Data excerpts
↓↓↓

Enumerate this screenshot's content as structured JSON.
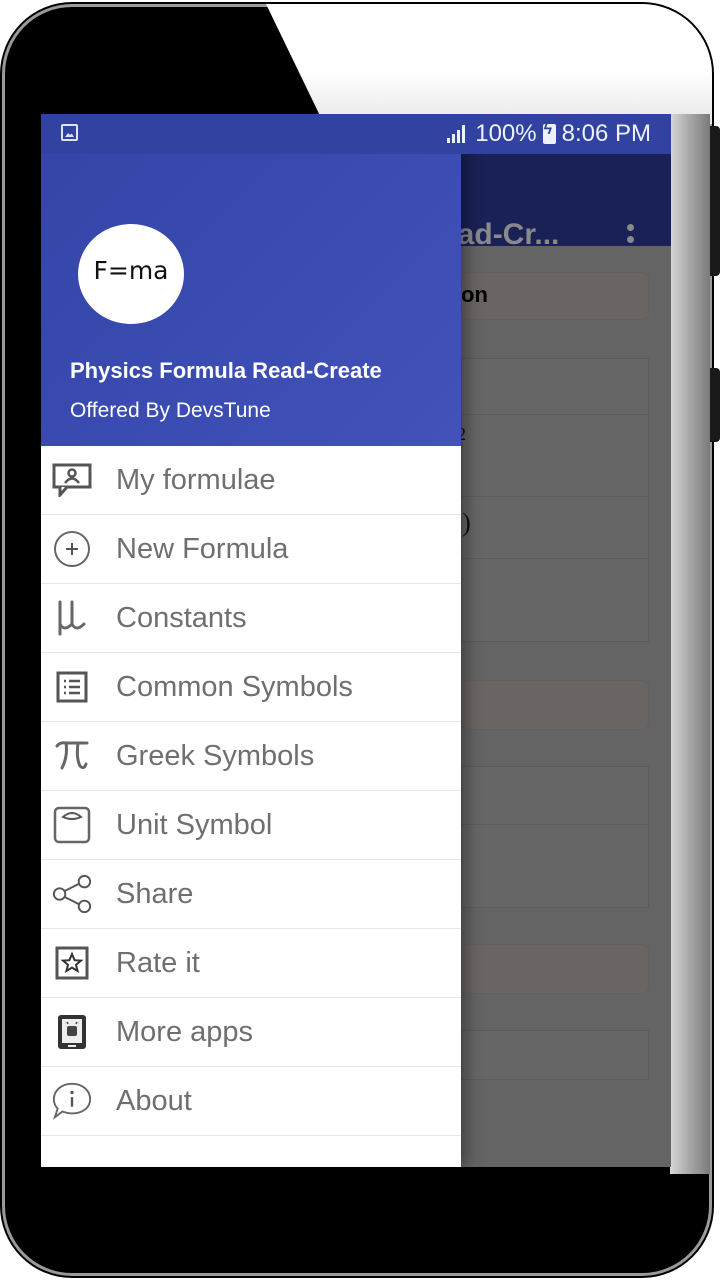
{
  "status_bar": {
    "battery": "100%",
    "time": "8:06 PM",
    "left_icon": "gallery-icon",
    "signal_icon": "signal-icon",
    "battery_icon": "battery-charging-icon"
  },
  "app_behind": {
    "toolbar_title": "Physics Formula Read-Cr...",
    "toolbar_title_visible": "ead-Cr...",
    "overflow_icon": "more-vert-icon",
    "section_heading_fragment": "on",
    "math_fragment_1": "2",
    "math_fragment_2": "₀)"
  },
  "drawer": {
    "logo_text": "F=ma",
    "app_name": "Physics Formula Read-Create",
    "offered_by": "Offered By DevsTune",
    "items": [
      {
        "label": "My formulae",
        "icon": "person-board-icon"
      },
      {
        "label": "New Formula",
        "icon": "add-circle-icon"
      },
      {
        "label": "Constants",
        "icon": "mu-icon"
      },
      {
        "label": "Common Symbols",
        "icon": "list-icon"
      },
      {
        "label": "Greek Symbols",
        "icon": "pi-icon"
      },
      {
        "label": "Unit Symbol",
        "icon": "scale-icon"
      },
      {
        "label": "Share",
        "icon": "share-icon"
      },
      {
        "label": "Rate it",
        "icon": "star-box-icon"
      },
      {
        "label": "More apps",
        "icon": "android-tablet-icon"
      },
      {
        "label": "About",
        "icon": "info-bubble-icon"
      }
    ]
  },
  "colors": {
    "primary": "#3445a6",
    "primary_dark": "#1a2156",
    "menu_text": "#6f6f6f"
  }
}
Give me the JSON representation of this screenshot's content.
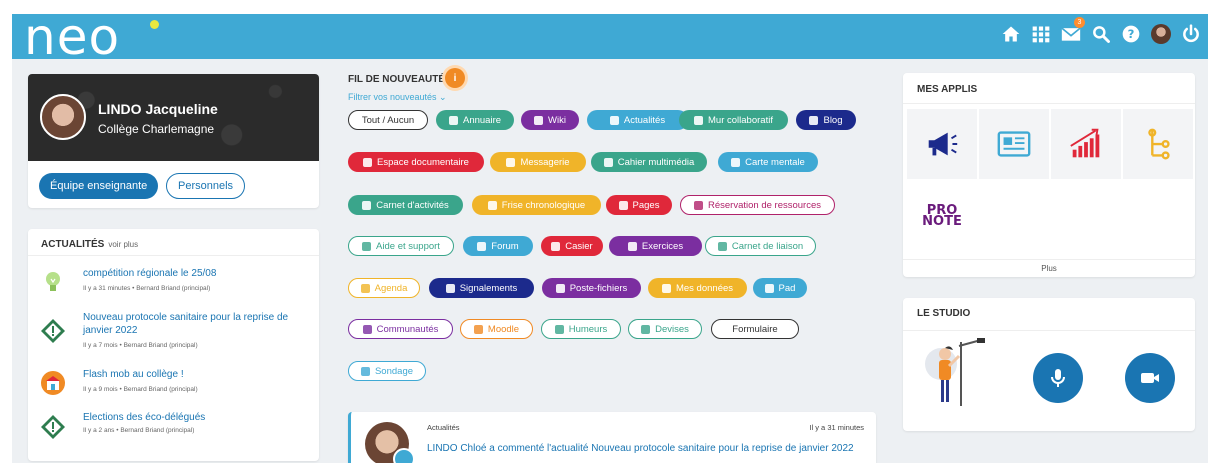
{
  "header": {
    "logo": "neo",
    "mail_badge": "3",
    "icons": [
      "home-icon",
      "apps-grid-icon",
      "mail-icon",
      "search-icon",
      "help-icon",
      "avatar",
      "power-icon"
    ]
  },
  "profile": {
    "name": "LINDO Jacqueline",
    "school": "Collège Charlemagne",
    "btn_team": "Équipe enseignante",
    "btn_staff": "Personnels"
  },
  "news": {
    "title": "ACTUALITÉS",
    "more": "voir plus",
    "items": [
      {
        "title": "compétition régionale le 25/08",
        "meta": "Il y a 31 minutes • Bernard Briand (principal)",
        "icon": "lightbulb-icon"
      },
      {
        "title": "Nouveau protocole sanitaire pour la reprise de janvier 2022",
        "meta": "Il y a 7 mois • Bernard Briand (principal)",
        "icon": "warning-diamond-icon"
      },
      {
        "title": "Flash mob au collège !",
        "meta": "Il y a 9 mois • Bernard Briand (principal)",
        "icon": "school-icon"
      },
      {
        "title": "Elections des éco-délégués",
        "meta": "Il y a 2 ans • Bernard Briand (principal)",
        "icon": "warning-diamond-icon"
      }
    ]
  },
  "feed": {
    "title": "FIL DE NOUVEAUTÉS",
    "info": "i",
    "filter": "Filtrer vos nouveautés ⌄",
    "chips": [
      {
        "label": "Tout / Aucun",
        "color": "#333333",
        "style": "outline",
        "noicon": true
      },
      {
        "label": "Annuaire",
        "color": "#3aa58b",
        "style": "filled"
      },
      {
        "label": "Wiki",
        "color": "#7b2ea0",
        "style": "filled"
      },
      {
        "label": "Actualités",
        "color": "#3fa9d4",
        "style": "filled"
      },
      {
        "label": "Mur collaboratif",
        "color": "#3aa58b",
        "style": "filled"
      },
      {
        "label": "Blog",
        "color": "#1c2a8c",
        "style": "filled"
      },
      {
        "label": "Espace documentaire",
        "color": "#e0283a",
        "style": "filled"
      },
      {
        "label": "Messagerie",
        "color": "#f0b429",
        "style": "filled"
      },
      {
        "label": "Cahier multimédia",
        "color": "#3aa58b",
        "style": "filled"
      },
      {
        "label": "Carte mentale",
        "color": "#3fa9d4",
        "style": "filled"
      },
      {
        "label": "Carnet d'activités",
        "color": "#3aa58b",
        "style": "filled"
      },
      {
        "label": "Frise chronologique",
        "color": "#f0b429",
        "style": "filled"
      },
      {
        "label": "Pages",
        "color": "#e0283a",
        "style": "filled"
      },
      {
        "label": "Réservation de ressources",
        "color": "#b0226a",
        "style": "outline"
      },
      {
        "label": "Aide et support",
        "color": "#3aa58b",
        "style": "outline"
      },
      {
        "label": "Forum",
        "color": "#3fa9d4",
        "style": "filled"
      },
      {
        "label": "Casier",
        "color": "#e0283a",
        "style": "filled"
      },
      {
        "label": "Exercices",
        "color": "#7b2ea0",
        "style": "filled"
      },
      {
        "label": "Carnet de liaison",
        "color": "#3aa58b",
        "style": "outline"
      },
      {
        "label": "Agenda",
        "color": "#f0b429",
        "style": "outline"
      },
      {
        "label": "Signalements",
        "color": "#1c2a8c",
        "style": "filled"
      },
      {
        "label": "Poste-fichiers",
        "color": "#7b2ea0",
        "style": "filled"
      },
      {
        "label": "Mes données",
        "color": "#f0b429",
        "style": "filled"
      },
      {
        "label": "Pad",
        "color": "#3fa9d4",
        "style": "filled"
      },
      {
        "label": "Communautés",
        "color": "#7b2ea0",
        "style": "outline"
      },
      {
        "label": "Moodle",
        "color": "#f08a24",
        "style": "outline"
      },
      {
        "label": "Humeurs",
        "color": "#3aa58b",
        "style": "outline"
      },
      {
        "label": "Devises",
        "color": "#3aa58b",
        "style": "outline"
      },
      {
        "label": "Formulaire",
        "color": "#333333",
        "style": "outline",
        "noicon": true
      },
      {
        "label": "Sondage",
        "color": "#3fa9d4",
        "style": "outline"
      }
    ]
  },
  "activity": {
    "category": "Actualités",
    "time": "Il y a 31 minutes",
    "text": "LINDO Chloé a commenté l'actualité Nouveau protocole sanitaire pour la reprise de janvier 2022"
  },
  "apps": {
    "title": "MES APPLIS",
    "more": "Plus",
    "items": [
      "megaphone-icon",
      "newspaper-icon",
      "chart-icon",
      "timeline-icon",
      "PRO NOTE"
    ]
  },
  "studio": {
    "title": "LE STUDIO",
    "buttons": [
      "microphone-icon",
      "video-camera-icon"
    ]
  },
  "colors": {
    "topbar": "#3fa9d4",
    "primary": "#1a75b2",
    "accent": "#f08a24"
  }
}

↑↑↑

* PROMPT: Find the lines above holding the word "Carnet" and show them.

* RESULT:
        "label": "Carnet d'activités",
        "label": "Carnet de liaison",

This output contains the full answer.